------ Текст для чтения

В соответствии с принципами добровольности организации «Фармацевтические исследователи и производители Америки» спонсоры являются владельцами базы данных исследования и по своему усмотрению определяют, кто будет иметь к ней доступ. Спонсоры же предоставляют резюме по результатам исследования в распоряжение исследователей. Кроме того, любые исследователи, принимавшие участие в многоцентровом клиническом испытании, должны иметь возможность рассмотреть соответствующие статистические таблицы, рисунки и отчеты по всему исследованию на территории спонсора или в другом месте по взаимной договоренности20.
Не пугает ли вас, что единственными в мире людьми, которые видели весь объем данных о клинических испытаниях, являются сотрудники компании? Меня пугает.
Если, несмотря на все меры предосторожности, происходит стихийное бедствие, и результаты показывают, что препарат конкурента лучше, самый простой выход из положения – похоронить клиническое испытание. Однажды один работник фармацевтической промышленности рассказал мне, что в таких ситуациях исследователям сообщают, что, к сожалению, компания напутала с рандомизацией и невозможно сказать, какой из пациентов получил какой из двух препаратов от рака, сравниваемых в испытании. Это ставит точку в любой дискуссии о публикации еще до ее начала.
Ситуация существенно ухудшилась. В 1980 году 32% биомедицинских исследований в США финансировались промышленностью, а в 2000 году – 62%21. В настоящее время большинство исследований также спонсируются промышленностью, как в ЕС, так и в Штатах18, 22. Однако доля проектов фармы, которые курируют академические медицинские центры, резко уменьшилась – с 63% в 1994 году до 26% в 2004-м20. Теперь это в основном частные компании, так называемые контрактные исследовательские организации (КИО), которые проводят клинические испытания, и некоторые из них также работают над маркетингом и рекламой препаратов. Вот еще одно доказательство того, что клинические испытания фармацевтической промышленности – это маркетинговые уловки.

------------
------ Выдержка из данных

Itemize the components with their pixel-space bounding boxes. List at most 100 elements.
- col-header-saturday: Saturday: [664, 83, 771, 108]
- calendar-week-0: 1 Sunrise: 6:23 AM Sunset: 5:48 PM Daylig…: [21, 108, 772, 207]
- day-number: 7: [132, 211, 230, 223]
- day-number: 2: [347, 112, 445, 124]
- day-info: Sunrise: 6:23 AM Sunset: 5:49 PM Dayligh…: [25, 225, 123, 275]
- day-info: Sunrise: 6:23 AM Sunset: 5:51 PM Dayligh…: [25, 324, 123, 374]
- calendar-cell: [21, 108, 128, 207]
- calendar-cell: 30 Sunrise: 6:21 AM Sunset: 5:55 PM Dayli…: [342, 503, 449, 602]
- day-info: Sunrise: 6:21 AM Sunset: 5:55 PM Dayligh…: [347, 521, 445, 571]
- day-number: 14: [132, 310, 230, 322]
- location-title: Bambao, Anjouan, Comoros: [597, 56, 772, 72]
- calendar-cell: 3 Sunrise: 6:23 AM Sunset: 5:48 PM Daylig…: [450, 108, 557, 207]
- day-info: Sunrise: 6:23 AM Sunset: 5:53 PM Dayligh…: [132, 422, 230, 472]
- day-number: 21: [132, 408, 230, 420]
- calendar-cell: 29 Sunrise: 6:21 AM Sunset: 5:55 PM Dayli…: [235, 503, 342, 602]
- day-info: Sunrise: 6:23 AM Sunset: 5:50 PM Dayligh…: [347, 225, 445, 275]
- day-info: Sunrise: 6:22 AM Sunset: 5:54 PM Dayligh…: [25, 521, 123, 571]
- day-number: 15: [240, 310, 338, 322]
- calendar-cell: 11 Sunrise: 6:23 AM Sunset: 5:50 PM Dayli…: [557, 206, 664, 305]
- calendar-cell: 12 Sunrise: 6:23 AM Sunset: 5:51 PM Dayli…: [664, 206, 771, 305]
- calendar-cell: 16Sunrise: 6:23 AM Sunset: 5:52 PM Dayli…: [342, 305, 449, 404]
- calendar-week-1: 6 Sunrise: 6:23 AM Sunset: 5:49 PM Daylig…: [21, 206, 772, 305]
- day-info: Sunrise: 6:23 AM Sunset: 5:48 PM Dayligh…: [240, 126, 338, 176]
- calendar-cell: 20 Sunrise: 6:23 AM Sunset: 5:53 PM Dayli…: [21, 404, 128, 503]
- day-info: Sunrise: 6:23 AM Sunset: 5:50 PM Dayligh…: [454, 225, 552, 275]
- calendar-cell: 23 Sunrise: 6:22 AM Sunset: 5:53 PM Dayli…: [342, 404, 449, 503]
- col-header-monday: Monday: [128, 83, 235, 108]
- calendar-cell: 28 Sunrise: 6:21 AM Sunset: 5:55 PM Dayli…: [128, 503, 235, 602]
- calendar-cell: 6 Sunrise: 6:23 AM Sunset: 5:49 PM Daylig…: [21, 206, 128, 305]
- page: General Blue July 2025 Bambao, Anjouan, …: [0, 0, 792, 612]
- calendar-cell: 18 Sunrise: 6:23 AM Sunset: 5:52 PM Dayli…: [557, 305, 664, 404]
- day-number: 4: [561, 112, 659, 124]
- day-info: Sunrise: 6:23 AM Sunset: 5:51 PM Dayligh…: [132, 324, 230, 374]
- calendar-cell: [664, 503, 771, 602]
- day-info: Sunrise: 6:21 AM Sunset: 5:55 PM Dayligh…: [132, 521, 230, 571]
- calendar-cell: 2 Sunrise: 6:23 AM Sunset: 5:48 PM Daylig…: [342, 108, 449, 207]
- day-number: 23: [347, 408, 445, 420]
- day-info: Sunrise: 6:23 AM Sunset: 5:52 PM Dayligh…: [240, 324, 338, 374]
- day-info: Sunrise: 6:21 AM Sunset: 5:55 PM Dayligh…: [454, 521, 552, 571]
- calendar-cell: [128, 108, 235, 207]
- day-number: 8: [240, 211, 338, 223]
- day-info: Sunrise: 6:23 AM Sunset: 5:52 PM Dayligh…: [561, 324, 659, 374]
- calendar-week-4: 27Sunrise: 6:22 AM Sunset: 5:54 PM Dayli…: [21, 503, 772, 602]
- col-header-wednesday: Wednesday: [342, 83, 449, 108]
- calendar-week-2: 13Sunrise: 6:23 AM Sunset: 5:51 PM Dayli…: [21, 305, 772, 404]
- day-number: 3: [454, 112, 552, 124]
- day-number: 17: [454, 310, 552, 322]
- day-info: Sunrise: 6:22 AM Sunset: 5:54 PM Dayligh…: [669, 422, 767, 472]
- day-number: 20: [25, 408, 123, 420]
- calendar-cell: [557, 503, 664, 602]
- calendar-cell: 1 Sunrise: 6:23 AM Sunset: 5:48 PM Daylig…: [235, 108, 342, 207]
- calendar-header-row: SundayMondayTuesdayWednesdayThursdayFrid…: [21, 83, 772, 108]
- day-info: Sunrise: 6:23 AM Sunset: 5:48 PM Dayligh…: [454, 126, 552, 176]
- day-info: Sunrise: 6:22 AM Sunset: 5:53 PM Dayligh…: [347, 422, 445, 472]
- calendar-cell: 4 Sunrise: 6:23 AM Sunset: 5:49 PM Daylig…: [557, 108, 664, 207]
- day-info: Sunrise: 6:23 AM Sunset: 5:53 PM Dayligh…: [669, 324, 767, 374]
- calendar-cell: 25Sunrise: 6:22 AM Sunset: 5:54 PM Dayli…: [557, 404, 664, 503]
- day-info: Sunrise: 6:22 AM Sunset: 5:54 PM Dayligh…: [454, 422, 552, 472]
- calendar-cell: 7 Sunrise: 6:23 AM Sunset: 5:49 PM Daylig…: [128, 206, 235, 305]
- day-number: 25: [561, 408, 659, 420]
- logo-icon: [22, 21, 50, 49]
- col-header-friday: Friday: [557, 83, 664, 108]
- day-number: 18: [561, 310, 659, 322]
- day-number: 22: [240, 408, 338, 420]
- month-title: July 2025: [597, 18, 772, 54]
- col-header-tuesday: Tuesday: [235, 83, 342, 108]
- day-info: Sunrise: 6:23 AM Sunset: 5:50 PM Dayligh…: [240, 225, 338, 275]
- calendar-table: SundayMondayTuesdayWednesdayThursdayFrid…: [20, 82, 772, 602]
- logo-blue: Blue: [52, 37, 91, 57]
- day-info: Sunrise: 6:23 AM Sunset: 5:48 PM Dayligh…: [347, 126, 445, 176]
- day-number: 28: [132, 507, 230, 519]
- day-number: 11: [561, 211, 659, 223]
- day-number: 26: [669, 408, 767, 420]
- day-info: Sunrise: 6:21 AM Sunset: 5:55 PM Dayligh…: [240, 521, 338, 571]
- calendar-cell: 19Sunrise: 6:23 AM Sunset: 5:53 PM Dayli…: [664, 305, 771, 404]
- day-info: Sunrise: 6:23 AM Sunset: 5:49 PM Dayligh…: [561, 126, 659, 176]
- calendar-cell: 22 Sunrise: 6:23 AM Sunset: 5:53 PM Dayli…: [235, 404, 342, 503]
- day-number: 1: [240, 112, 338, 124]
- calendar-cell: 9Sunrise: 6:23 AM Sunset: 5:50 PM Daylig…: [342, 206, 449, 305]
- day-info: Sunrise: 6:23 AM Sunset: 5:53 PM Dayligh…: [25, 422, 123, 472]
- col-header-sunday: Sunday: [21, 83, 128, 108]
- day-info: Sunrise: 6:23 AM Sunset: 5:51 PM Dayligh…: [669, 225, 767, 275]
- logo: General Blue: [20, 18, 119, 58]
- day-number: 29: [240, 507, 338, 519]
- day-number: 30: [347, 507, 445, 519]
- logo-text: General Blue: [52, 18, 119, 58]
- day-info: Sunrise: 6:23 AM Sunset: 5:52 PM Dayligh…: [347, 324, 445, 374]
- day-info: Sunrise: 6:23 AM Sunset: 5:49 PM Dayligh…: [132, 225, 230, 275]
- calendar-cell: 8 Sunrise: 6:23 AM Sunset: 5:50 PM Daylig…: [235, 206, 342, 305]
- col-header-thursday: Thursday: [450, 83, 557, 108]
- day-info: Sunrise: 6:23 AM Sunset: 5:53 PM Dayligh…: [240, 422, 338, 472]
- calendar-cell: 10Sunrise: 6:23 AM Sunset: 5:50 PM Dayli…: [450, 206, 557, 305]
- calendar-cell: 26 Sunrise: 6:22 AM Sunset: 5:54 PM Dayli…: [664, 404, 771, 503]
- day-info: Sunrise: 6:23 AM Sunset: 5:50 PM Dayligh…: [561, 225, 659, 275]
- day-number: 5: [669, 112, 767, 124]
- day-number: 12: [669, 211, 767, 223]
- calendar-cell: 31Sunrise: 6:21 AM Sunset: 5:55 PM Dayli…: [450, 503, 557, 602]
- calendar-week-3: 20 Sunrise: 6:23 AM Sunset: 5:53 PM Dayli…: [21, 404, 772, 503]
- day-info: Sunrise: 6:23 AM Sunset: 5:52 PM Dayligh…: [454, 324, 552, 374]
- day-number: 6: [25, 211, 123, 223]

------------

## [Применение прочитанного]
(1) Выведите дословно фрагмент текста о клинических испытаниях, начиная со слов «В соответствии с» и заканчивая словами «компании? Меня пугает.».
(2) Ответьте на вопросы по тексту о клинических испытаниях:
(a) Кто, согласно принципам организации «Фармацевтические исследователи и производители Америки», является владельцем базы данных исследования?
(b) Что, по рассказу работника фармацевтической промышленности, сообщают исследователям, когда результаты показывают превосходство препарата конкурента?
(c) Какая доля биомедицинских исследований в США финансировалась промышленностью в 2000 году?
(3) Как могло бы продолжиться рассуждение? Продолжите текст о клинических испытаниях фармацевтической промышленности, начав сразу после его последнего предложения.

## [Ответы по заданиям]
(1)
В соответствии с принципами добровольности организации «Фармацевтические исследователи и производители Америки» спонсоры являются владельцами базы данных исследования и по своему усмотрению определяют, кто будет иметь к ней доступ. Спонсоры же предоставляют резюме по результатам исследования в распоряжение исследователей. Кроме того, любые исследователи, принимавшие участие в многоцентровом клиническом испытании, должны иметь возможность рассмотреть соответствующие статистические таблицы, рисунки и отчеты по всему исследованию на территории спонсора или в другом месте по взаимной договоренности20.
Не пугает ли вас, что единственными в мире людьми, которые видели весь объем данных о клинических испытаниях, являются сотрудники компании? Меня пугает.

(2)
(a) Спонсоры.
(b) Что компания напутала с рандомизацией и невозможно сказать, какой из пациентов получил какой из двух сравниваемых препаратов.
(c) 62%.

(3)
Для того чтобы конкурировать с КИО, академические медицинские центры создали офисы для клинических испытаний и открыто «бегают» за промышленностью, предлагая услуги своих сотрудников и быстрый доступ к пациентам23. Таким образом, вместо того чтобы бороться с коррупцией во имя академической целостности и честности, академики участвуют в неэтичной гонке за деньгами, из-за чего все ниже вероятность того, что общественность когда-либо увидит полные данные клинических испытаний.
Врачи признали, что больше не являются партнерами в проведении клинических исследований, а лишь поставляют компаниям пациентов в обмен на публикации и различные блага, и прежде всего финансовую поддержку, которая может быть использована для других исследований в клинике или же для частных нужд врача. Специалисты могут получить целых 42 000 долларов за каждого пациента в испытании, что Департамент здравоохранения и социальных служб проанализировал в докладе с говорящим названием: «Найм человеческих субъектов: давление в клинических исследованиях, спонсируемых промышленностью»24. Когда на карту поставлены такие большие суммы, с трудом верится, что пациентов никогда не принуждали к участию в испытаниях.